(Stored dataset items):
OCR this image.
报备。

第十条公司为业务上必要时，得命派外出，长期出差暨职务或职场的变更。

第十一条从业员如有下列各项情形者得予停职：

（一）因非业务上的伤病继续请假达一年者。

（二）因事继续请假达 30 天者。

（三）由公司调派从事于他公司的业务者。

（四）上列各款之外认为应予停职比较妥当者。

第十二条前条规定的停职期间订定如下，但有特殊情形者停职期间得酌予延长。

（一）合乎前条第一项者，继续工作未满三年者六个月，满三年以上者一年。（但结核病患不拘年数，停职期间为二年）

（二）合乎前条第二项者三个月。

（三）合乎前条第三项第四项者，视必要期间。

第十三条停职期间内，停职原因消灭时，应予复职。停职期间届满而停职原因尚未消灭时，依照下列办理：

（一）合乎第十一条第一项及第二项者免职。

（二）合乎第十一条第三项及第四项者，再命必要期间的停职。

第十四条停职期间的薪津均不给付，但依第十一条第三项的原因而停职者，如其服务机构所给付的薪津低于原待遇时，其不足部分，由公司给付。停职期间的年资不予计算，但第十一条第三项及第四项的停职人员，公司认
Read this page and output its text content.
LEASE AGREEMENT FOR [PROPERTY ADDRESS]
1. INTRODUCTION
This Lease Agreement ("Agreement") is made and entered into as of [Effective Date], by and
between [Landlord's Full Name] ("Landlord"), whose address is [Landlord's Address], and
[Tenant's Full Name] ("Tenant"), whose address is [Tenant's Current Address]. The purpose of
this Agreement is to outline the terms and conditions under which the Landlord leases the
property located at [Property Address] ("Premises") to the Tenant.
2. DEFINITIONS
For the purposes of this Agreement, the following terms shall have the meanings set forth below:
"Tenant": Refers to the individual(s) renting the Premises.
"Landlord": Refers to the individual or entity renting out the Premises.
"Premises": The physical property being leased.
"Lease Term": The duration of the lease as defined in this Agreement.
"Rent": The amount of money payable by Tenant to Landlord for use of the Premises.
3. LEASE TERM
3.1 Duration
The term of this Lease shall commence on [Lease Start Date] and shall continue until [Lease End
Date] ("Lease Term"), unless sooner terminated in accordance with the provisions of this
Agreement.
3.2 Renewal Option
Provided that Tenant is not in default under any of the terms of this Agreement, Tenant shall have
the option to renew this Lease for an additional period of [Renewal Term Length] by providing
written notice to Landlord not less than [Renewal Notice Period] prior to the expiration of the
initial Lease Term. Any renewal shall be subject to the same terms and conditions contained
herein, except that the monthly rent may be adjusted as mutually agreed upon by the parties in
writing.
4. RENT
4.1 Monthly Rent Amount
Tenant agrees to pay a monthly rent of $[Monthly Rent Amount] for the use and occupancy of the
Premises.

(What you need to do): Write every entry out again exactly.

(Solution to the problem):
OCR this image.
报备。

第十条公司为业务上必要时，得命派外出，长期出差暨职务或职场的变更。

第十一条从业员如有下列各项情形者得予停职：

（一）因非业务上的伤病继续请假达一年者。

（二）因事继续请假达 30 天者。

（三）由公司调派从事于他公司的业务者。

（四）上列各款之外认为应予停职比较妥当者。

第十二条前条规定的停职期间订定如下，但有特殊情形者停职期间得酌予延长。

（一）合乎前条第一项者，继续工作未满三年者六个月，满三年以上者一年。（但结核病患不拘年数，停职期间为二年）

（二）合乎前条第二项者三个月。

（三）合乎前条第三项第四项者，视必要期间。

第十三条停职期间内，停职原因消灭时，应予复职。停职期间届满而停职原因尚未消灭时，依照下列办理：

（一）合乎第十一条第一项及第二项者免职。

（二）合乎第十一条第三项及第四项者，再命必要期间的停职。

第十四条停职期间的薪津均不给付，但依第十一条第三项的原因而停职者，如其服务机构所给付的薪津低于原待遇时，其不足部分，由公司给付。停职期间的年资不予计算，但第十一条第三项及第四项的停职人员，公司认
Read this page and output its text content.
LEASE AGREEMENT FOR [PROPERTY ADDRESS]
1. INTRODUCTION
This Lease Agreement ("Agreement") is made and entered into as of [Effective Date], by and
between [Landlord's Full Name] ("Landlord"), whose address is [Landlord's Address], and
[Tenant's Full Name] ("Tenant"), whose address is [Tenant's Current Address]. The purpose of
this Agreement is to outline the terms and conditions under which the Landlord leases the
property located at [Property Address] ("Premises") to the Tenant.
2. DEFINITIONS
For the purposes of this Agreement, the following terms shall have the meanings set forth below:
"Tenant": Refers to the individual(s) renting the Premises.
"Landlord": Refers to the individual or entity renting out the Premises.
"Premises": The physical property being leased.
"Lease Term": The duration of the lease as defined in this Agreement.
"Rent": The amount of money payable by Tenant to Landlord for use of the Premises.
3. LEASE TERM
3.1 Duration
The term of this Lease shall commence on [Lease Start Date] and shall continue until [Lease End
Date] ("Lease Term"), unless sooner terminated in accordance with the provisions of this
Agreement.
3.2 Renewal Option
Provided that Tenant is not in default under any of the terms of this Agreement, Tenant shall have
the option to renew this Lease for an additional period of [Renewal Term Length] by providing
written notice to Landlord not less than [Renewal Notice Period] prior to the expiration of the
initial Lease Term. Any renewal shall be subject to the same terms and conditions contained
herein, except that the monthly rent may be adjusted as mutually agreed upon by the parties in
writing.
4. RENT
4.1 Monthly Rent Amount
Tenant agrees to pay a monthly rent of $[Monthly Rent Amount] for the use and occupancy of the
Premises.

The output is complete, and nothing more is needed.